= Instructions for the task =
Repeat every line exactly, keeping the pictures out of the copy.

(Data entries)
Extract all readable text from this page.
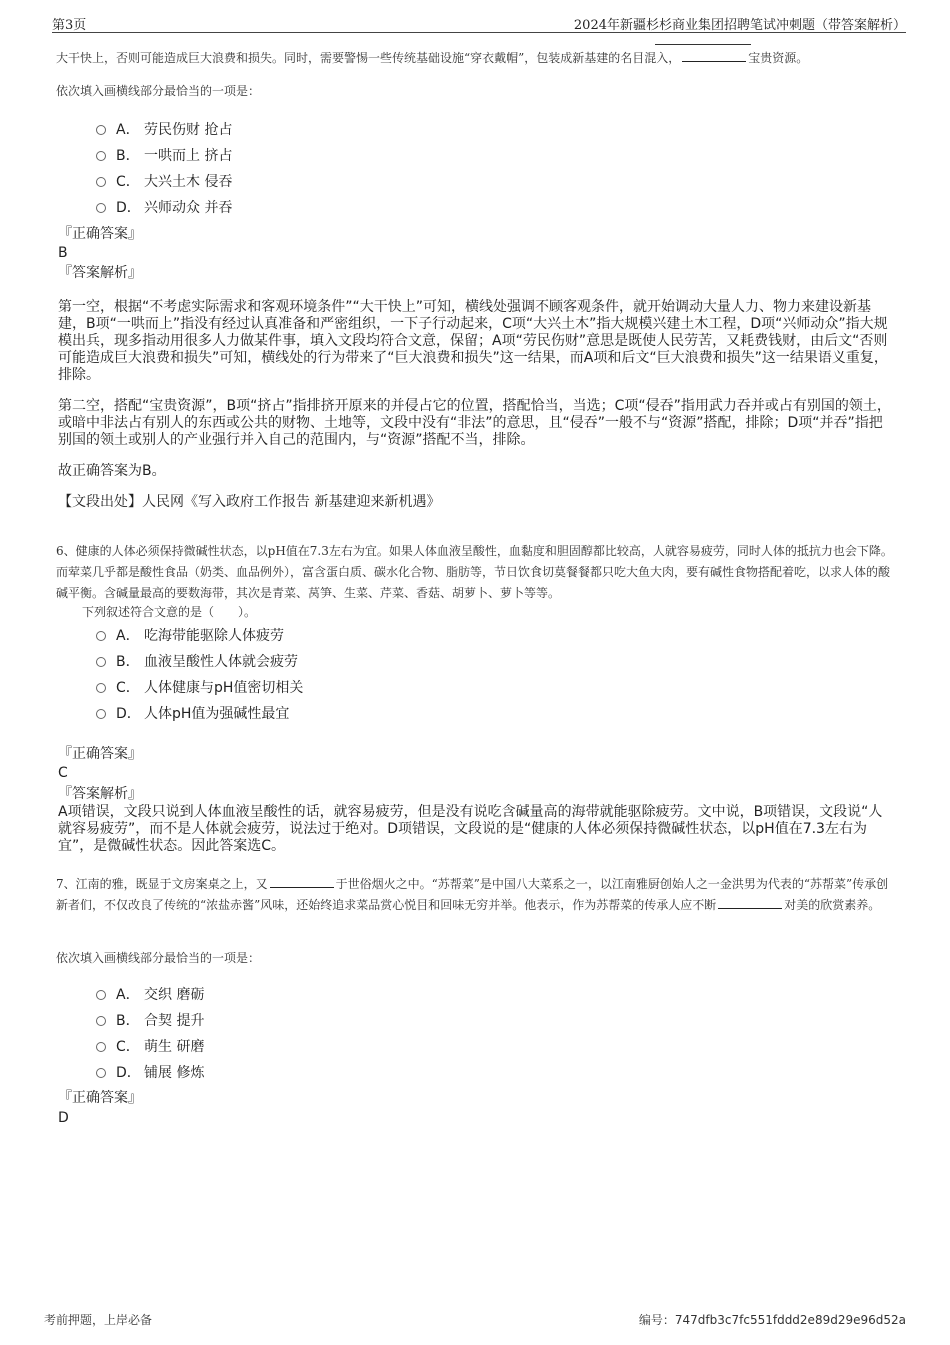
第3页	2024年新疆杉杉商业集团招聘笔试冲刺题（带答案解析）
大干快上，否则可能造成巨大浪费和损失。同时，需要警惕一些传统基础设施“穿衣戴帽”，包装成新基建的名目混入，	宝贵资源。
依次填入画横线部分最恰当的一项是：
A． 劳民伤财 抢占
B． 一哄而上 挤占
C． 大兴土木 侵吞
D． 兴师动众 并吞
『正确答案』
B
『答案解析』

第一空，根据“不考虑实际需求和客观环境条件”“大干快上”可知，横线处强调不顾客观条件，就开始调动大量人力、物力来建设新基建，B项“一哄而上”指没有经过认真准备和严密组织，一下子行动起来，C项“大兴土木”指大规模兴建土木工程，D项“兴师动众”指大规模出兵，现多指动用很多人力做某件事，填入文段均符合文意，保留；A项“劳民伤财”意思是既使人民劳苦，又耗费钱财，由后文“否则可能造成巨大浪费和损失”可知，横线处的行为带来了“巨大浪费和损失”这一结果，而A项和后文“巨大浪费和损失”这一结果语义重复，排除。

第二空，搭配“宝贵资源”，B项“挤占”指排挤开原来的并侵占它的位置，搭配恰当，当选；C项“侵吞”指用武力吞并或占有别国的领土，或暗中非法占有别人的东西或公共的财物、土地等，文段中没有“非法”的意思，且“侵吞”一般不与“资源”搭配，排除；D项“并吞”指把别国的领土或别人的产业强行并入自己的范围内，与“资源”搭配不当，排除。

故正确答案为B。

【文段出处】人民网《写入政府工作报告 新基建迎来新机遇》

6、健康的人体必须保持微碱性状态，以pH值在7.3左右为宜。如果人体血液呈酸性，血黏度和胆固醇都比较高，人就容易疲劳，同时人体的抵抗力也会下降。而荤菜几乎都是酸性食品（奶类、血品例外），富含蛋白质、碳水化合物、脂肪等，节日饮食切莫餐餐都只吃大鱼大肉，要有碱性食物搭配着吃，以求人体的酸碱平衡。含碱量最高的要数海带，其次是青菜、莴笋、生菜、芹菜、香菇、胡萝卜、萝卜等等。
下列叙述符合文意的是（　　）。
A． 吃海带能驱除人体疲劳
B． 血液呈酸性人体就会疲劳
C． 人体健康与pH值密切相关
D． 人体pH值为强碱性最宜
『正确答案』
C
『答案解析』
A项错误，文段只说到人体血液呈酸性的话，就容易疲劳，但是没有说吃含碱量高的海带就能驱除疲劳。文中说，B项错误，文段说“人就容易疲劳”，而不是人体就会疲劳，说法过于绝对。D项错误，文段说的是“健康的人体必须保持微碱性状态，以pH值在7.3左右为宜”，是微碱性状态。因此答案选C。
7、江南的雅，既显于文房案桌之上，又	于世俗烟火之中。“苏帮菜”是中国八大菜系之一，以江南雅厨创始人之一金洪男为代表的“苏帮菜”传承创新者们，不仅改良了传统的“浓盐赤酱”风味，还始终追求菜品赏心悦目和回味无穷并举。他表示，作为苏帮菜的传承人应不断	对美的欣赏素养。
依次填入画横线部分最恰当的一项是：
A． 交织 磨砺
B． 合契 提升
C． 萌生 研磨
D． 铺展 修炼
『正确答案』
D
考前押题，上岸必备	编号：747dfb3c7fc551fddd2e89d29e96d52a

= Exercise result =
Extract all readable text from this page.
第3页	2024年新疆杉杉商业集团招聘笔试冲刺题（带答案解析）
大干快上，否则可能造成巨大浪费和损失。同时，需要警惕一些传统基础设施“穿衣戴帽”，包装成新基建的名目混入，	宝贵资源。
依次填入画横线部分最恰当的一项是：
A． 劳民伤财 抢占
B． 一哄而上 挤占
C． 大兴土木 侵吞
D． 兴师动众 并吞
『正确答案』
B
『答案解析』

第一空，根据“不考虑实际需求和客观环境条件”“大干快上”可知，横线处强调不顾客观条件，就开始调动大量人力、物力来建设新基建，B项“一哄而上”指没有经过认真准备和严密组织，一下子行动起来，C项“大兴土木”指大规模兴建土木工程，D项“兴师动众”指大规模出兵，现多指动用很多人力做某件事，填入文段均符合文意，保留；A项“劳民伤财”意思是既使人民劳苦，又耗费钱财，由后文“否则可能造成巨大浪费和损失”可知，横线处的行为带来了“巨大浪费和损失”这一结果，而A项和后文“巨大浪费和损失”这一结果语义重复，排除。

第二空，搭配“宝贵资源”，B项“挤占”指排挤开原来的并侵占它的位置，搭配恰当，当选；C项“侵吞”指用武力吞并或占有别国的领土，或暗中非法占有别人的东西或公共的财物、土地等，文段中没有“非法”的意思，且“侵吞”一般不与“资源”搭配，排除；D项“并吞”指把别国的领土或别人的产业强行并入自己的范围内，与“资源”搭配不当，排除。

故正确答案为B。

【文段出处】人民网《写入政府工作报告 新基建迎来新机遇》

6、健康的人体必须保持微碱性状态，以pH值在7.3左右为宜。如果人体血液呈酸性，血黏度和胆固醇都比较高，人就容易疲劳，同时人体的抵抗力也会下降。而荤菜几乎都是酸性食品（奶类、血品例外），富含蛋白质、碳水化合物、脂肪等，节日饮食切莫餐餐都只吃大鱼大肉，要有碱性食物搭配着吃，以求人体的酸碱平衡。含碱量最高的要数海带，其次是青菜、莴笋、生菜、芹菜、香菇、胡萝卜、萝卜等等。
下列叙述符合文意的是（　　）。
A． 吃海带能驱除人体疲劳
B． 血液呈酸性人体就会疲劳
C． 人体健康与pH值密切相关
D． 人体pH值为强碱性最宜
『正确答案』
C
『答案解析』
A项错误，文段只说到人体血液呈酸性的话，就容易疲劳，但是没有说吃含碱量高的海带就能驱除疲劳。文中说，B项错误，文段说“人就容易疲劳”，而不是人体就会疲劳，说法过于绝对。D项错误，文段说的是“健康的人体必须保持微碱性状态，以pH值在7.3左右为宜”，是微碱性状态。因此答案选C。
7、江南的雅，既显于文房案桌之上，又	于世俗烟火之中。“苏帮菜”是中国八大菜系之一，以江南雅厨创始人之一金洪男为代表的“苏帮菜”传承创新者们，不仅改良了传统的“浓盐赤酱”风味，还始终追求菜品赏心悦目和回味无穷并举。他表示，作为苏帮菜的传承人应不断	对美的欣赏素养。
依次填入画横线部分最恰当的一项是：
A． 交织 磨砺
B． 合契 提升
C． 萌生 研磨
D． 铺展 修炼
『正确答案』
D
考前押题，上岸必备	编号：747dfb3c7fc551fddd2e89d29e96d52a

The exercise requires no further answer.